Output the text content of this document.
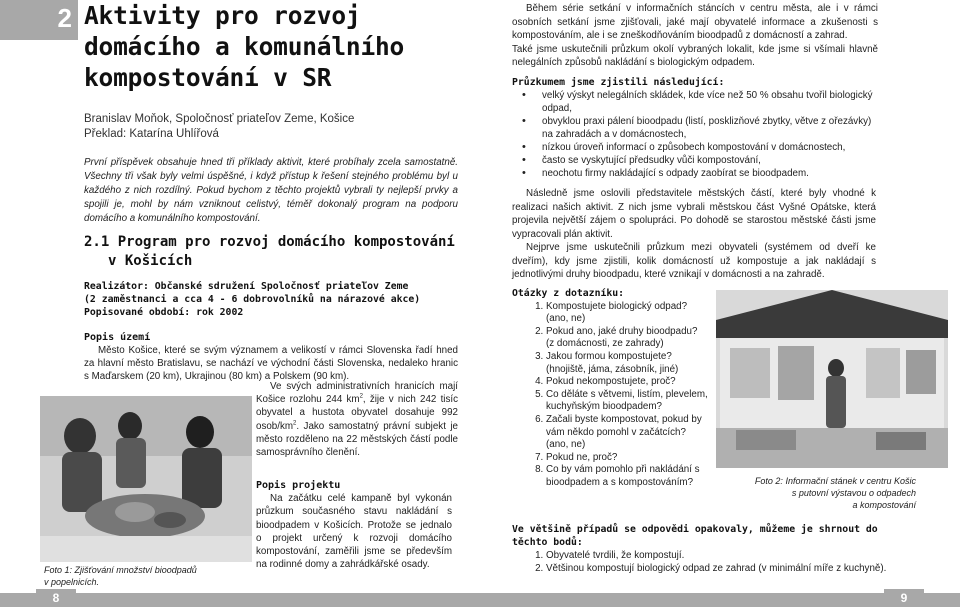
2 Aktivity pro rozvoj
domácího a komunálního
kompostování v SR
Branislav Moňok, Spoločnosť priateľov Zeme, Košice
Překlad: Katarína Uhlířová
První příspěvek obsahuje hned tři příklady aktivit, které probíhaly zcela samostatně. Všechny tři však byly velmi úspěšné, i když přístup k řešení stejného problému byl u každého z nich rozdílný. Pokud bychom z těchto projektů vybrali ty nejlepší prvky a spojili je, mohl by nám vzniknout celistvý, téměř dokonalý program na podporu domácího a komunálního kompostování.
2.1 Program pro rozvoj domácího kompostování
v Košicích
Realizátor: Občanské sdružení Spoločnosť priateľov Zeme
(2 zaměstnanci a cca 4 - 6 dobrovolníků na nárazové akce)
Popisované období: rok 2002
Popis území

Město Košice, které se svým významem a velikostí v rámci Slovenska řadí hned za hlavní město Bratislavu, se nachází ve východní části Slovenska, nedaleko hranic s Maďarskem (20 km), Ukrajinou (80 km) a Polskem (90 km).

Ve svých administrativních hranicích mají Košice rozlohu 244 $km^2$, žije v nich 242 tisíc obyvatel a hustota obyvatel dosahuje 992 osob/$km^2$. Jako samostatný právní subjekt je město rozděleno na 22 městských částí podle samosprávního členění.

Popis projektu

Na začátku celé kampaně byl vykonán průzkum současného stavu nakládání s bioodpadem v Košicích. Protože se jednalo o projekt určený k rozvoji domácího kompostování, zaměřili jsme se především na rodinné domy a zahrádkářské osady.

Foto 1: Zjišťování množství bioodpadů
v popelnicích.
8

Během série setkání v informačních stáncích v centru města, ale i v rámci osobních setkání jsme zjišťovali, jaké mají obyvatelé informace a zkušenosti s kompostováním, ale i se zneškodňováním bioodpadů z domácností a zahrad.

Také jsme uskutečnili průzkum okolí vybraných lokalit, kde jsme si všímali hlavně nelegálních způsobů nakládání s biologickým odpadem.

Průzkumem jsme zjistili následující:
• velký výskyt nelegálních skládek, kde více než 50 % obsahu tvořil biologický odpad,
• obvyklou praxi pálení bioodpadu (listí, posklizňové zbytky, větve z ořezávky) na zahradách a v domácnostech,
• nízkou úroveň informací o způsobech kompostování v domácnostech,
• často se vyskytující předsudky vůči kompostování,
• neochotu firmy nakládající s odpady zaobírat se bioodpadem.

Následně jsme oslovili představitele městských částí, které byly vhodné k realizaci našich aktivit. Z nich jsme vybrali městskou část Vyšné Opátske, která projevila největší zájem o spolupráci. Po dohodě se starostou městské části jsme vypracovali plán aktivit.

Nejprve jsme uskutečnili průzkum mezi obyvateli (systémem od dveří ke dveřím), kdy jsme zjistili, kolik domácností už kompostuje a jak nakládají s jednotlivými druhy bioodpadu, které vznikají v domácnosti a na zahradě.

Otázky z dotazníku:
1. Kompostujete biologický odpad?
(ano, ne)
2. Pokud ano, jaké druhy bioodpadu?
(z domácnosti, ze zahrady)
3. Jakou formou kompostujete?
(hnojiště, jáma, zásobník, jiné)
4. Pokud nekompostujete, proč?
5. Co děláte s větvemi, listím, plevelem, kuchyňským bioodpadem?
6. Začali byste kompostovat, pokud by vám někdo pomohl v začátcích?
(ano, ne)
7. Pokud ne, proč?
8. Co by vám pomohlo při nakládání s bioodpadem a s kompostováním?	Foto 2: Informační stánek v centru Košic
s putovní výstavou o odpadech
a kompostování
Ve většině případů se odpovědi opakovaly, můžeme je shrnout do těchto bodů:
1. Obyvatelé tvrdili, že kompostují.
2. Většinou kompostují biologický odpad ze zahrad (v minimální míře z kuchyně).
9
# # #
Write the material out again exactly as it appears, dropping the pictures.

**Correct output:**
Output the text content of this document.
2 Aktivity pro rozvoj
domácího a komunálního
kompostování v SR
Branislav Moňok, Spoločnosť priateľov Zeme, Košice
Překlad: Katarína Uhlířová
První příspěvek obsahuje hned tři příklady aktivit, které probíhaly zcela samostatně. Všechny tři však byly velmi úspěšné, i když přístup k řešení stejného problému byl u každého z nich rozdílný. Pokud bychom z těchto projektů vybrali ty nejlepší prvky a spojili je, mohl by nám vzniknout celistvý, téměř dokonalý program na podporu domácího a komunálního kompostování.
2.1 Program pro rozvoj domácího kompostování
v Košicích
Realizátor: Občanské sdružení Spoločnosť priateľov Zeme
(2 zaměstnanci a cca 4 - 6 dobrovolníků na nárazové akce)
Popisované období: rok 2002
Popis území

Město Košice, které se svým významem a velikostí v rámci Slovenska řadí hned za hlavní město Bratislavu, se nachází ve východní části Slovenska, nedaleko hranic s Maďarskem (20 km), Ukrajinou (80 km) a Polskem (90 km).

Ve svých administrativních hranicích mají Košice rozlohu 244 $km^2$, žije v nich 242 tisíc obyvatel a hustota obyvatel dosahuje 992 osob/$km^2$. Jako samostatný právní subjekt je město rozděleno na 22 městských částí podle samosprávního členění.

Popis projektu

Na začátku celé kampaně byl vykonán průzkum současného stavu nakládání s bioodpadem v Košicích. Protože se jednalo o projekt určený k rozvoji domácího kompostování, zaměřili jsme se především na rodinné domy a zahrádkářské osady.

Foto 1: Zjišťování množství bioodpadů
v popelnicích.
8

Během série setkání v informačních stáncích v centru města, ale i v rámci osobních setkání jsme zjišťovali, jaké mají obyvatelé informace a zkušenosti s kompostováním, ale i se zneškodňováním bioodpadů z domácností a zahrad.

Také jsme uskutečnili průzkum okolí vybraných lokalit, kde jsme si všímali hlavně nelegálních způsobů nakládání s biologickým odpadem.

Průzkumem jsme zjistili následující:
• velký výskyt nelegálních skládek, kde více než 50 % obsahu tvořil biologický odpad,
• obvyklou praxi pálení bioodpadu (listí, posklizňové zbytky, větve z ořezávky) na zahradách a v domácnostech,
• nízkou úroveň informací o způsobech kompostování v domácnostech,
• často se vyskytující předsudky vůči kompostování,
• neochotu firmy nakládající s odpady zaobírat se bioodpadem.

Následně jsme oslovili představitele městských částí, které byly vhodné k realizaci našich aktivit. Z nich jsme vybrali městskou část Vyšné Opátske, která projevila největší zájem o spolupráci. Po dohodě se starostou městské části jsme vypracovali plán aktivit.

Nejprve jsme uskutečnili průzkum mezi obyvateli (systémem od dveří ke dveřím), kdy jsme zjistili, kolik domácností už kompostuje a jak nakládají s jednotlivými druhy bioodpadu, které vznikají v domácnosti a na zahradě.

Otázky z dotazníku:
1. Kompostujete biologický odpad?
(ano, ne)
2. Pokud ano, jaké druhy bioodpadu?
(z domácnosti, ze zahrady)
3. Jakou formou kompostujete?
(hnojiště, jáma, zásobník, jiné)
4. Pokud nekompostujete, proč?
5. Co děláte s větvemi, listím, plevelem, kuchyňským bioodpadem?
6. Začali byste kompostovat, pokud by vám někdo pomohl v začátcích?
(ano, ne)
7. Pokud ne, proč?
8. Co by vám pomohlo při nakládání s bioodpadem a s kompostováním?	Foto 2: Informační stánek v centru Košic
s putovní výstavou o odpadech
a kompostování
Ve většině případů se odpovědi opakovaly, můžeme je shrnout do těchto bodů:
1. Obyvatelé tvrdili, že kompostují.
2. Většinou kompostují biologický odpad ze zahrad (v minimální míře z kuchyně).
9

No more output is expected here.